**Aufgaben**
(A) Geben Sie aus dem Text zur Blockchain die Passage von "Von Christoph Behrens" bis "an der Goethe-Universität Frankfurt." wortgetreu zurück.
(B) Fassen Sie den Absatz des Textes zur Blockchain, der mit "Zum Hintergrund: Die Blockchain ist" beginnt, als knappe Stichpunktliste zusammen und bewahren Sie dabei seine wesentlichen Fakten.

Der Kurs von Bitcoin steigt rasant. IT-Professor Roman Beck sagt im Interview am Morgen, die Technik dahinter - die Blockchain - sollte auch deutsche Politiker interessieren.

Von Christoph Behrens

Roman Beck erforscht an der IT-Universität Kopenhagen unter anderem die Anwendungen von Blockchains und leitet das "European Blockchain Center". Zuvor lehrte der Informatiker an der Goethe-Universität Frankfurt.

Zum Hintergrund: Die Blockchain ist eine neue Art von Datenbank, die beispielsweise die Digitalwährung Bitcoin steuert. Bitcoin kann man sich wie ein sehr langes Buch vorstellen, das alle vergangenen Transaktionen mit der Währung enthält. Dieses Buch wird Blockchain genannt und permanent mit allen neuen Transaktionen fortgeschrieben. Damit niemand betrügen kann, liegt diese Datenbank aber nicht auf einem einzigen Computer oder Server, sondern verteilt auf sehr vielen Rechnern, die wie ein Netzwerk miteinander verbunden sind. Dadurch überwachen sich die Besitzer von Bitcoin gegenseitig, und es ist unmöglich, beispielsweise einen neuen Bitcoin unbemerkt hinzuzufügen. Auf so einer Blockchain lassen sich aber auch andere Daten speichern, beispielsweise wenn verschiedene Firmen sensible Geschäftsinformationen miteinander teilen wollen, die nicht verändert werden dürfen.

Interview am Morgen

Diese Interview-Reihe widmet sich aktuellen Themen und erscheint von Montag bis Freitag spätestens um 7.30 Uhr auf SZ.de. Alle Interviews hier.

**Datenabschnitt**
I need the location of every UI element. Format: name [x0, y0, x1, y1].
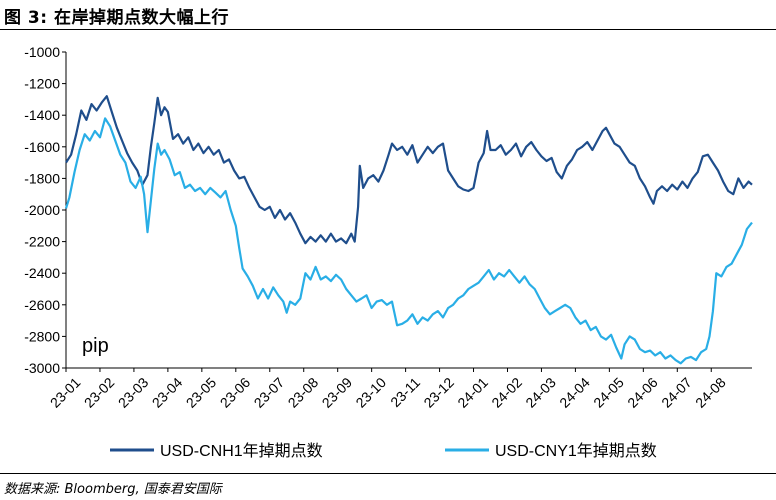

**Lösungen**
(A)
Von Christoph Behrens

Roman Beck erforscht an der IT-Universität Kopenhagen unter anderem die Anwendungen von Blockchains und leitet das "European Blockchain Center". Zuvor lehrte der Informatiker an der Goethe-Universität Frankfurt.

(B)
- Die Blockchain ist eine neue Art von Datenbank, die beispielsweise die Digitalwährung Bitcoin steuert.
- Man kann sie sich wie ein sehr langes Buch vorstellen, das alle vergangenen Bitcoin-Transaktionen enthält und ständig um neue ergänzt wird.
- Zum Schutz vor Betrug liegt die Datenbank nicht auf einem einzigen Computer oder Server, sondern verteilt auf vielen vernetzten Rechnern.
- Dadurch überwachen sich die Bitcoin-Besitzer gegenseitig, und ein neuer Bitcoin lässt sich nicht unbemerkt hinzufügen.
- Eine Blockchain kann auch andere Daten speichern, etwa sensible Geschäftsinformationen, die Firmen miteinander teilen und die nicht verändert werden dürfen.